Look through the listing and locate every line containing the word "people"; copy those lines.

[Begin Working data]

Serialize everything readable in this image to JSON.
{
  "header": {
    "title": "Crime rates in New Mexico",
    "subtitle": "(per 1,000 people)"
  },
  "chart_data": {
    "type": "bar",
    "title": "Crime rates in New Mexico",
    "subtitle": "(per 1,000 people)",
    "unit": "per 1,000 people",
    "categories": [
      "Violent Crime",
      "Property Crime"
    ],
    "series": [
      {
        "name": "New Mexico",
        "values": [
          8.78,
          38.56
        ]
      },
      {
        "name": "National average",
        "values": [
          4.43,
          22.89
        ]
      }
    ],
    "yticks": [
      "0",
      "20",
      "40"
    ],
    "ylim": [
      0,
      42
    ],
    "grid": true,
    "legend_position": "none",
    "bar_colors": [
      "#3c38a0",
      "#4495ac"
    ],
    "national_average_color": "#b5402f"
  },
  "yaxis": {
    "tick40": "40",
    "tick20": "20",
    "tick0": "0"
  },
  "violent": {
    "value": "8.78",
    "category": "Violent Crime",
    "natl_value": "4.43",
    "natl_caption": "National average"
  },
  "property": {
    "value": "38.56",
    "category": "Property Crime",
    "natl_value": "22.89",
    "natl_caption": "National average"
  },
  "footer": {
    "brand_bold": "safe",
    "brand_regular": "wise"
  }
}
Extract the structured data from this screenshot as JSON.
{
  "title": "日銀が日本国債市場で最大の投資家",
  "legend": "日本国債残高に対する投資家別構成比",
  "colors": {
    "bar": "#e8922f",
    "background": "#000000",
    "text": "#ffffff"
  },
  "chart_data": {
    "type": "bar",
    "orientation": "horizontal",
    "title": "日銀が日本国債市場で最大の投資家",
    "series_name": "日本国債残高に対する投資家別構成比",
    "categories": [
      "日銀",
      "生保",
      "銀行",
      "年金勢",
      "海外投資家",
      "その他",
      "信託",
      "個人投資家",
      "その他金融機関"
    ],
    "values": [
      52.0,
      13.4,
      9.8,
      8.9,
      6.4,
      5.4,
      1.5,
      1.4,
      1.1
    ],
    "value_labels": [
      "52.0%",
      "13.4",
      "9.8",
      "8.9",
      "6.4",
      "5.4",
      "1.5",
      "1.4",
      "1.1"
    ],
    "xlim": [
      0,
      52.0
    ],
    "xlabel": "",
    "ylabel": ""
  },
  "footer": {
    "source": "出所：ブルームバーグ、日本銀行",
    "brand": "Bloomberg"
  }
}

[End Working data]

- **Final answer**
    "subtitle": "(per 1,000 people)"
    "subtitle": "(per 1,000 people)",
    "unit": "per 1,000 people",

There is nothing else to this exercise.